### AIM OF THE TASK
Reproduce each line exactly.

--- STORED DATA ---

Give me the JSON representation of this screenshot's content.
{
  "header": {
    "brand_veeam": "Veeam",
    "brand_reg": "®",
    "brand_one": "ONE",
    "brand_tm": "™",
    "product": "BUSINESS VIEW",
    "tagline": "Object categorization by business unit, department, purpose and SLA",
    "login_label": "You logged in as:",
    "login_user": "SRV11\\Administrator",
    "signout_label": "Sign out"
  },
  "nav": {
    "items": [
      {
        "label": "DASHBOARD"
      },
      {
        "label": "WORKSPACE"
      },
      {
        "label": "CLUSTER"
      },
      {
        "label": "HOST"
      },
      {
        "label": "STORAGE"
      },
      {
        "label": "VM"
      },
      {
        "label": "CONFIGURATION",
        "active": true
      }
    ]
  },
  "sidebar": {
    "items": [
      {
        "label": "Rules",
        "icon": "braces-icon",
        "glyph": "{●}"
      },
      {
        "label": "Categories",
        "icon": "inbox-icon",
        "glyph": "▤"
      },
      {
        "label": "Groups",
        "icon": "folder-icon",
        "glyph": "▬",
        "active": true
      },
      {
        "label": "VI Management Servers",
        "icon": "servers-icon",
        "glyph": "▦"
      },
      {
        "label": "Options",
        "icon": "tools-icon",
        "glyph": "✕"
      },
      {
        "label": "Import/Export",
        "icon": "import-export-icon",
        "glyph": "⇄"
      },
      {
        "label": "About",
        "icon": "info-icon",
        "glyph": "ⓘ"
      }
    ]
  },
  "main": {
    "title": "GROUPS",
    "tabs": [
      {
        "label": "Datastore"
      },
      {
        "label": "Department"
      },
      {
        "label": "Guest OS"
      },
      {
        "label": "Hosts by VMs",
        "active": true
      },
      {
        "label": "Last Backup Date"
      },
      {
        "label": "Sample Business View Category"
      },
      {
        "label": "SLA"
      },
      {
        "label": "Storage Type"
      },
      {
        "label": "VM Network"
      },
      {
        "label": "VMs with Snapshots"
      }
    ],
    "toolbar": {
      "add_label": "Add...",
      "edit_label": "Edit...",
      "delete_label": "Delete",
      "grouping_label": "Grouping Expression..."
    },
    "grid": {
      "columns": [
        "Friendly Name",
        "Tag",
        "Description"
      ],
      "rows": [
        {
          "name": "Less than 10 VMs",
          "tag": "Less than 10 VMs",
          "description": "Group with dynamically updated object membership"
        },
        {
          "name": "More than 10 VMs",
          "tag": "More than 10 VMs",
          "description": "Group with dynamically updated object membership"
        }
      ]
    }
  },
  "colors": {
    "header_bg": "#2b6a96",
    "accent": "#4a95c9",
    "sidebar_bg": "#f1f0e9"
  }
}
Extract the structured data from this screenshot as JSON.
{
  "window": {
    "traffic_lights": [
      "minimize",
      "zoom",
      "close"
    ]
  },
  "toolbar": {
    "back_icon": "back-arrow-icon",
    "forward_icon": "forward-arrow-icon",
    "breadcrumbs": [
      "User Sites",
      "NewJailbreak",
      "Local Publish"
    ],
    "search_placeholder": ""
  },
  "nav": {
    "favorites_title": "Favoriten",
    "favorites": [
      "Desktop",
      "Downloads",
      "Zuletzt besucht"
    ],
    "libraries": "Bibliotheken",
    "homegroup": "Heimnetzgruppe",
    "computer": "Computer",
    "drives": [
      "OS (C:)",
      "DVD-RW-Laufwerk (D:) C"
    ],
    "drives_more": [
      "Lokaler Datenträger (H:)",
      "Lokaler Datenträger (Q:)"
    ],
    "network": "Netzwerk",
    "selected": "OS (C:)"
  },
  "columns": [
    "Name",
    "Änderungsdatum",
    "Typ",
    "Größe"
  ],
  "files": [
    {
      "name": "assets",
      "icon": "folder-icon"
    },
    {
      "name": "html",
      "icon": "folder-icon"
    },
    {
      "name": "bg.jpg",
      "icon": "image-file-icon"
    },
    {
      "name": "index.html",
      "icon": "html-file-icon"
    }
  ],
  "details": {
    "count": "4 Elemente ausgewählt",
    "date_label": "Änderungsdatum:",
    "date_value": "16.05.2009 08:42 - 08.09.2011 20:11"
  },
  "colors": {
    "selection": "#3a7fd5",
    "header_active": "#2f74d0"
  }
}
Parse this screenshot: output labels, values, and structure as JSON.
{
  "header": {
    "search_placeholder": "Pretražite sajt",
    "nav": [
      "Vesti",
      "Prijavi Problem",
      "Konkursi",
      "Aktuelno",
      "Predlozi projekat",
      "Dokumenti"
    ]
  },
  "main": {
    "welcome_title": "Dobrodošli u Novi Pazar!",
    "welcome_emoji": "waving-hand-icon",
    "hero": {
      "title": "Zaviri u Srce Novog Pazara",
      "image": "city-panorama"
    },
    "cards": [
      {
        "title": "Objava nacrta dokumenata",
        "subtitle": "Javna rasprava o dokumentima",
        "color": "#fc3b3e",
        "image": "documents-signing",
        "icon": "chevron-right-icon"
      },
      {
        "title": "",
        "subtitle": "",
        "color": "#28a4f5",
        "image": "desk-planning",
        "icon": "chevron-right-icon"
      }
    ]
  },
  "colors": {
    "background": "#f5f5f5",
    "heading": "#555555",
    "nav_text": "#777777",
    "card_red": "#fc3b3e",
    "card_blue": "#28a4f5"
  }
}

---

### SOLUTION TO THIS PROBLEM
Give me the JSON representation of this screenshot's content.
{
  "header": {
    "brand_veeam": "Veeam",
    "brand_reg": "®",
    "brand_one": "ONE",
    "brand_tm": "™",
    "product": "BUSINESS VIEW",
    "tagline": "Object categorization by business unit, department, purpose and SLA",
    "login_label": "You logged in as:",
    "login_user": "SRV11\\Administrator",
    "signout_label": "Sign out"
  },
  "nav": {
    "items": [
      {
        "label": "DASHBOARD"
      },
      {
        "label": "WORKSPACE"
      },
      {
        "label": "CLUSTER"
      },
      {
        "label": "HOST"
      },
      {
        "label": "STORAGE"
      },
      {
        "label": "VM"
      },
      {
        "label": "CONFIGURATION",
        "active": true
      }
    ]
  },
  "sidebar": {
    "items": [
      {
        "label": "Rules",
        "icon": "braces-icon",
        "glyph": "{●}"
      },
      {
        "label": "Categories",
        "icon": "inbox-icon",
        "glyph": "▤"
      },
      {
        "label": "Groups",
        "icon": "folder-icon",
        "glyph": "▬",
        "active": true
      },
      {
        "label": "VI Management Servers",
        "icon": "servers-icon",
        "glyph": "▦"
      },
      {
        "label": "Options",
        "icon": "tools-icon",
        "glyph": "✕"
      },
      {
        "label": "Import/Export",
        "icon": "import-export-icon",
        "glyph": "⇄"
      },
      {
        "label": "About",
        "icon": "info-icon",
        "glyph": "ⓘ"
      }
    ]
  },
  "main": {
    "title": "GROUPS",
    "tabs": [
      {
        "label": "Datastore"
      },
      {
        "label": "Department"
      },
      {
        "label": "Guest OS"
      },
      {
        "label": "Hosts by VMs",
        "active": true
      },
      {
        "label": "Last Backup Date"
      },
      {
        "label": "Sample Business View Category"
      },
      {
        "label": "SLA"
      },
      {
        "label": "Storage Type"
      },
      {
        "label": "VM Network"
      },
      {
        "label": "VMs with Snapshots"
      }
    ],
    "toolbar": {
      "add_label": "Add...",
      "edit_label": "Edit...",
      "delete_label": "Delete",
      "grouping_label": "Grouping Expression..."
    },
    "grid": {
      "columns": [
        "Friendly Name",
        "Tag",
        "Description"
      ],
      "rows": [
        {
          "name": "Less than 10 VMs",
          "tag": "Less than 10 VMs",
          "description": "Group with dynamically updated object membership"
        },
        {
          "name": "More than 10 VMs",
          "tag": "More than 10 VMs",
          "description": "Group with dynamically updated object membership"
        }
      ]
    }
  },
  "colors": {
    "header_bg": "#2b6a96",
    "accent": "#4a95c9",
    "sidebar_bg": "#f1f0e9"
  }
}
Extract the structured data from this screenshot as JSON.
{
  "window": {
    "traffic_lights": [
      "minimize",
      "zoom",
      "close"
    ]
  },
  "toolbar": {
    "back_icon": "back-arrow-icon",
    "forward_icon": "forward-arrow-icon",
    "breadcrumbs": [
      "User Sites",
      "NewJailbreak",
      "Local Publish"
    ],
    "search_placeholder": ""
  },
  "nav": {
    "favorites_title": "Favoriten",
    "favorites": [
      "Desktop",
      "Downloads",
      "Zuletzt besucht"
    ],
    "libraries": "Bibliotheken",
    "homegroup": "Heimnetzgruppe",
    "computer": "Computer",
    "drives": [
      "OS (C:)",
      "DVD-RW-Laufwerk (D:) C"
    ],
    "drives_more": [
      "Lokaler Datenträger (H:)",
      "Lokaler Datenträger (Q:)"
    ],
    "network": "Netzwerk",
    "selected": "OS (C:)"
  },
  "columns": [
    "Name",
    "Änderungsdatum",
    "Typ",
    "Größe"
  ],
  "files": [
    {
      "name": "assets",
      "icon": "folder-icon"
    },
    {
      "name": "html",
      "icon": "folder-icon"
    },
    {
      "name": "bg.jpg",
      "icon": "image-file-icon"
    },
    {
      "name": "index.html",
      "icon": "html-file-icon"
    }
  ],
  "details": {
    "count": "4 Elemente ausgewählt",
    "date_label": "Änderungsdatum:",
    "date_value": "16.05.2009 08:42 - 08.09.2011 20:11"
  },
  "colors": {
    "selection": "#3a7fd5",
    "header_active": "#2f74d0"
  }
}
Parse this screenshot: output labels, values, and structure as JSON.
{
  "header": {
    "search_placeholder": "Pretražite sajt",
    "nav": [
      "Vesti",
      "Prijavi Problem",
      "Konkursi",
      "Aktuelno",
      "Predlozi projekat",
      "Dokumenti"
    ]
  },
  "main": {
    "welcome_title": "Dobrodošli u Novi Pazar!",
    "welcome_emoji": "waving-hand-icon",
    "hero": {
      "title": "Zaviri u Srce Novog Pazara",
      "image": "city-panorama"
    },
    "cards": [
      {
        "title": "Objava nacrta dokumenata",
        "subtitle": "Javna rasprava o dokumentima",
        "color": "#fc3b3e",
        "image": "documents-signing",
        "icon": "chevron-right-icon"
      },
      {
        "title": "",
        "subtitle": "",
        "color": "#28a4f5",
        "image": "desk-planning",
        "icon": "chevron-right-icon"
      }
    ]
  },
  "colors": {
    "background": "#f5f5f5",
    "heading": "#555555",
    "nav_text": "#777777",
    "card_red": "#fc3b3e",
    "card_blue": "#28a4f5"
  }
}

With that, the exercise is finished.